# Source text
****

# Couldn't make it up !!!



## nukeadmin (Oct 10, 2003)

We have a "Ask a question" facility for products on Furbabies Pet Shop and this comment came in last night !!



> Furbabies Sales
> 
> A customer, diane, has a question about: Standard Waterproof Dog Beds - FBJP03.
> 
> ...


Can you believe it !!!


----------



## pippin (Nov 15, 2007)

It is your fault Nuke, you should have added the comment:

"SERVING SUGGESTION"

at the side of the picture!


----------



## wakk44 (Jun 15, 2006)

Sounds like a scam,

''I will pay you £200''

Why not ask Diane for the money,she would probably come up with- my relative has just passed away and left me £thousands but I need money urgently to pay legal fees to access the will or whatever,please send me a cheque for £500 and I will reimburse you the difference straight away. :roll:

Then you can put the dog bed and puppy in the post :lol:


----------



## pippin (Nov 15, 2007)

To Nigeria!


----------



## trevorf (May 16, 2005)

So what is the answer, does it come with a puppy or not ? :lol: :lol: :lol:


----------



## Zebedee (Oct 3, 2007)

trevorf said:


> So what is the answer, does it come with a puppy or not ? :lol: :lol: :lol:


Depends whether or not Bradley has just crapped on the carpet!! 8O 8O :roll:

Dave :lol: :lol:

P.S. For those who are not aware, Bradley is Nuke's pooch!


----------



## patp (Apr 30, 2007)

Oh yes I can believe it :roll: :roll: :roll:


----------

****

# Supplied data
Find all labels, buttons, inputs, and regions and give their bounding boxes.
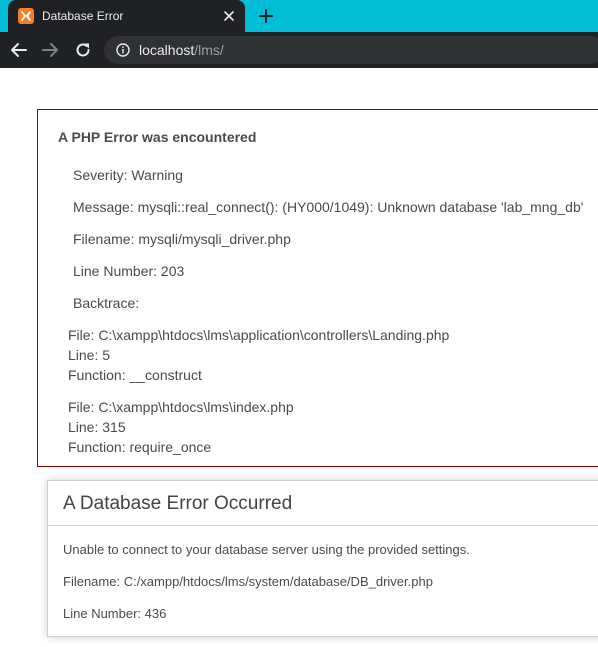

****

# To do
A: Name every username that heads a post in the forum thread, listing each one only once.
B: Translate this sentence from the forum thread into French: "P.S. For those who are not aware, Bradley is Nuke's pooch!"
C: Reproduce the part of the forum thread that begins at the words "## nukeadmin (Oct" and ends after "Beds - FBJP03.".
The material placed after the forum thread is separate from it.

# Results of the tasks
A: nukeadmin, pippin, wakk44, trevorf, Zebedee, patp

B: P.-S. Pour ceux qui ne le savent pas, Bradley est le toutou de Nuke !

C:
## nukeadmin (Oct 10, 2003)

We have a "Ask a question" facility for products on Furbabies Pet Shop and this comment came in last night !!



> Furbabies Sales
> 
> A customer, diane, has a question about: Standard Waterproof Dog Beds - FBJP03.